═══ ENTRI DATA ═══

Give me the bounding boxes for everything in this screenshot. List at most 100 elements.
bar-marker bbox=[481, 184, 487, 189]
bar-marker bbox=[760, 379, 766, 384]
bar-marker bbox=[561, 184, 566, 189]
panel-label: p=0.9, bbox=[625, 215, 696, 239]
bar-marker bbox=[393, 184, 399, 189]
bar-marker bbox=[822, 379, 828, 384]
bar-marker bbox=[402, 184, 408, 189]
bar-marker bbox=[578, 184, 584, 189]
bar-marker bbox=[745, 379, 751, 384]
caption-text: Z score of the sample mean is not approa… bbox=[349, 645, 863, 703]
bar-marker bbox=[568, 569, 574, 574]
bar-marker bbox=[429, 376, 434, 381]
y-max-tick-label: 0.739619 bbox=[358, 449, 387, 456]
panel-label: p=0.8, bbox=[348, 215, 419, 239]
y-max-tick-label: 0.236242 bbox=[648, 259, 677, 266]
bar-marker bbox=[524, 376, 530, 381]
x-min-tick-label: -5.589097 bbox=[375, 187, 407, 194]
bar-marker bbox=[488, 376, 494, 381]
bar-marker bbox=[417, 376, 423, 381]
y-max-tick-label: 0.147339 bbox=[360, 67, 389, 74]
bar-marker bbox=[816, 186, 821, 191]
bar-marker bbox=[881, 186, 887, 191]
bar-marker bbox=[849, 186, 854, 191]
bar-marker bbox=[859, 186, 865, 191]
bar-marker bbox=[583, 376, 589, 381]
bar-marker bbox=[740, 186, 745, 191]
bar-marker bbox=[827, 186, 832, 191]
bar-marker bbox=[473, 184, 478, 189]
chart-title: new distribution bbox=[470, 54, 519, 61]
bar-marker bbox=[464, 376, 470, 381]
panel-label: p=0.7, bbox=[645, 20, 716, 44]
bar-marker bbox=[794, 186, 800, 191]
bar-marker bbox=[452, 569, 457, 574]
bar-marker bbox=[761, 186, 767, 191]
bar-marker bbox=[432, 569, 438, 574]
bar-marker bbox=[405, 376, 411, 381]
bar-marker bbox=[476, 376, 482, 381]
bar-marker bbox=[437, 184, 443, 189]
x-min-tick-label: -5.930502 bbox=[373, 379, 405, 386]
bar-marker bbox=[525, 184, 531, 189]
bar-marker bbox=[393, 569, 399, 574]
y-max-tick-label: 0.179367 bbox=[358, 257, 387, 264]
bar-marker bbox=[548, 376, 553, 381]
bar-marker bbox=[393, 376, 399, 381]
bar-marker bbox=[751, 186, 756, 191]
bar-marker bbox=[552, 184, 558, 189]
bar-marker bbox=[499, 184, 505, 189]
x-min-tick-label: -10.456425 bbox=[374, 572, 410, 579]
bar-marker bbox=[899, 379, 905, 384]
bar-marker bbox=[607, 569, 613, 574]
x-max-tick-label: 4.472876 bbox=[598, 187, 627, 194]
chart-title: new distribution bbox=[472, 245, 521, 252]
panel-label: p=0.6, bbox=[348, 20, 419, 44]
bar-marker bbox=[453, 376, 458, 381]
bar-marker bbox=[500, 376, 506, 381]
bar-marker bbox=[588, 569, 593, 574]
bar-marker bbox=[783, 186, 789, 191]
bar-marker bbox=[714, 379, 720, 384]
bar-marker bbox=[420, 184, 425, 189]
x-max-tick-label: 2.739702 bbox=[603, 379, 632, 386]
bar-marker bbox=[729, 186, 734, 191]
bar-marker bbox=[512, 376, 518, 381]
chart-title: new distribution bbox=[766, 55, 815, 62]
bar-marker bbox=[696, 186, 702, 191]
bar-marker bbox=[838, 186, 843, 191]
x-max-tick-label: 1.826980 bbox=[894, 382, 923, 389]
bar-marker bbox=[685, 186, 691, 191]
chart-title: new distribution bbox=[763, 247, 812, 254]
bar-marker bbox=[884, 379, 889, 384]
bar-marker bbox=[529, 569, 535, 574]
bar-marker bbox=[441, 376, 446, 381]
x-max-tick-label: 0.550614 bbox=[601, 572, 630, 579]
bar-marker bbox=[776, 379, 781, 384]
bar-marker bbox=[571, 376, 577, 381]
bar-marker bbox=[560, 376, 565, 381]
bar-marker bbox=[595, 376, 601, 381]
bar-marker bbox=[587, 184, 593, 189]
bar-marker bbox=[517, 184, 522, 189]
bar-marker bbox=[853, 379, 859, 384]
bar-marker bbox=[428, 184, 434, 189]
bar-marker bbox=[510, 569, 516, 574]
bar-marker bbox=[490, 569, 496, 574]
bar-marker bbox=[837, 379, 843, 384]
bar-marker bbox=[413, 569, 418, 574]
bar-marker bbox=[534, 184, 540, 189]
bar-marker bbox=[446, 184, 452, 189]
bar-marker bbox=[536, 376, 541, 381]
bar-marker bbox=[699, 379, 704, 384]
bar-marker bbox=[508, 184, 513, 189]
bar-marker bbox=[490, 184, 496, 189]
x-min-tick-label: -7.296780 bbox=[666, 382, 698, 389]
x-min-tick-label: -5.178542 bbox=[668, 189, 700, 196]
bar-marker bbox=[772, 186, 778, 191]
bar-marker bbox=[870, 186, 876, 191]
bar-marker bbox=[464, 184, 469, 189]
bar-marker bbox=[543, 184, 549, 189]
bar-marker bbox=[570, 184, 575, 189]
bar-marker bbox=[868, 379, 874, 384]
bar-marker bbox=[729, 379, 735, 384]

═══

YANG DIHARAPKAN »
Ambil seluruh baris dari daftar di atas dan tuliskan kembali satu per satu tanpa mengubah apa pun.

JAWABAN TUGAS »
Give me the bounding boxes for everything in this screenshot. List at most 100 elements.
bar-marker bbox=[481, 184, 487, 189]
bar-marker bbox=[760, 379, 766, 384]
bar-marker bbox=[561, 184, 566, 189]
panel-label: p=0.9, bbox=[625, 215, 696, 239]
bar-marker bbox=[393, 184, 399, 189]
bar-marker bbox=[822, 379, 828, 384]
bar-marker bbox=[402, 184, 408, 189]
bar-marker bbox=[578, 184, 584, 189]
bar-marker bbox=[745, 379, 751, 384]
caption-text: Z score of the sample mean is not approa… bbox=[349, 645, 863, 703]
bar-marker bbox=[568, 569, 574, 574]
bar-marker bbox=[429, 376, 434, 381]
y-max-tick-label: 0.739619 bbox=[358, 449, 387, 456]
panel-label: p=0.8, bbox=[348, 215, 419, 239]
y-max-tick-label: 0.236242 bbox=[648, 259, 677, 266]
bar-marker bbox=[524, 376, 530, 381]
x-min-tick-label: -5.589097 bbox=[375, 187, 407, 194]
bar-marker bbox=[488, 376, 494, 381]
bar-marker bbox=[417, 376, 423, 381]
y-max-tick-label: 0.147339 bbox=[360, 67, 389, 74]
bar-marker bbox=[816, 186, 821, 191]
bar-marker bbox=[881, 186, 887, 191]
bar-marker bbox=[849, 186, 854, 191]
bar-marker bbox=[859, 186, 865, 191]
bar-marker bbox=[583, 376, 589, 381]
bar-marker bbox=[740, 186, 745, 191]
bar-marker bbox=[827, 186, 832, 191]
bar-marker bbox=[473, 184, 478, 189]
chart-title: new distribution bbox=[470, 54, 519, 61]
bar-marker bbox=[464, 376, 470, 381]
panel-label: p=0.7, bbox=[645, 20, 716, 44]
bar-marker bbox=[794, 186, 800, 191]
bar-marker bbox=[452, 569, 457, 574]
bar-marker bbox=[761, 186, 767, 191]
bar-marker bbox=[432, 569, 438, 574]
bar-marker bbox=[405, 376, 411, 381]
bar-marker bbox=[476, 376, 482, 381]
bar-marker bbox=[437, 184, 443, 189]
x-min-tick-label: -5.930502 bbox=[373, 379, 405, 386]
bar-marker bbox=[525, 184, 531, 189]
bar-marker bbox=[393, 569, 399, 574]
y-max-tick-label: 0.179367 bbox=[358, 257, 387, 264]
bar-marker bbox=[548, 376, 553, 381]
bar-marker bbox=[393, 376, 399, 381]
bar-marker bbox=[751, 186, 756, 191]
bar-marker bbox=[552, 184, 558, 189]
bar-marker bbox=[499, 184, 505, 189]
x-min-tick-label: -10.456425 bbox=[374, 572, 410, 579]
bar-marker bbox=[899, 379, 905, 384]
bar-marker bbox=[607, 569, 613, 574]
x-max-tick-label: 4.472876 bbox=[598, 187, 627, 194]
chart-title: new distribution bbox=[472, 245, 521, 252]
panel-label: p=0.6, bbox=[348, 20, 419, 44]
bar-marker bbox=[453, 376, 458, 381]
bar-marker bbox=[500, 376, 506, 381]
bar-marker bbox=[588, 569, 593, 574]
bar-marker bbox=[783, 186, 789, 191]
bar-marker bbox=[714, 379, 720, 384]
bar-marker bbox=[420, 184, 425, 189]
x-max-tick-label: 2.739702 bbox=[603, 379, 632, 386]
bar-marker bbox=[729, 186, 734, 191]
bar-marker bbox=[512, 376, 518, 381]
chart-title: new distribution bbox=[766, 55, 815, 62]
bar-marker bbox=[696, 186, 702, 191]
bar-marker bbox=[838, 186, 843, 191]
x-max-tick-label: 1.826980 bbox=[894, 382, 923, 389]
bar-marker bbox=[685, 186, 691, 191]
chart-title: new distribution bbox=[763, 247, 812, 254]
bar-marker bbox=[884, 379, 889, 384]
bar-marker bbox=[529, 569, 535, 574]
bar-marker bbox=[441, 376, 446, 381]
x-max-tick-label: 0.550614 bbox=[601, 572, 630, 579]
bar-marker bbox=[776, 379, 781, 384]
bar-marker bbox=[571, 376, 577, 381]
bar-marker bbox=[560, 376, 565, 381]
bar-marker bbox=[595, 376, 601, 381]
bar-marker bbox=[587, 184, 593, 189]
bar-marker bbox=[517, 184, 522, 189]
bar-marker bbox=[853, 379, 859, 384]
bar-marker bbox=[428, 184, 434, 189]
bar-marker bbox=[510, 569, 516, 574]
bar-marker bbox=[490, 569, 496, 574]
bar-marker bbox=[837, 379, 843, 384]
bar-marker bbox=[413, 569, 418, 574]
bar-marker bbox=[534, 184, 540, 189]
bar-marker bbox=[446, 184, 452, 189]
bar-marker bbox=[536, 376, 541, 381]
bar-marker bbox=[699, 379, 704, 384]
bar-marker bbox=[508, 184, 513, 189]
bar-marker bbox=[490, 184, 496, 189]
x-min-tick-label: -7.296780 bbox=[666, 382, 698, 389]
x-min-tick-label: -5.178542 bbox=[668, 189, 700, 196]
bar-marker bbox=[772, 186, 778, 191]
bar-marker bbox=[870, 186, 876, 191]
bar-marker bbox=[464, 184, 469, 189]
bar-marker bbox=[543, 184, 549, 189]
bar-marker bbox=[570, 184, 575, 189]
bar-marker bbox=[868, 379, 874, 384]
bar-marker bbox=[729, 379, 735, 384]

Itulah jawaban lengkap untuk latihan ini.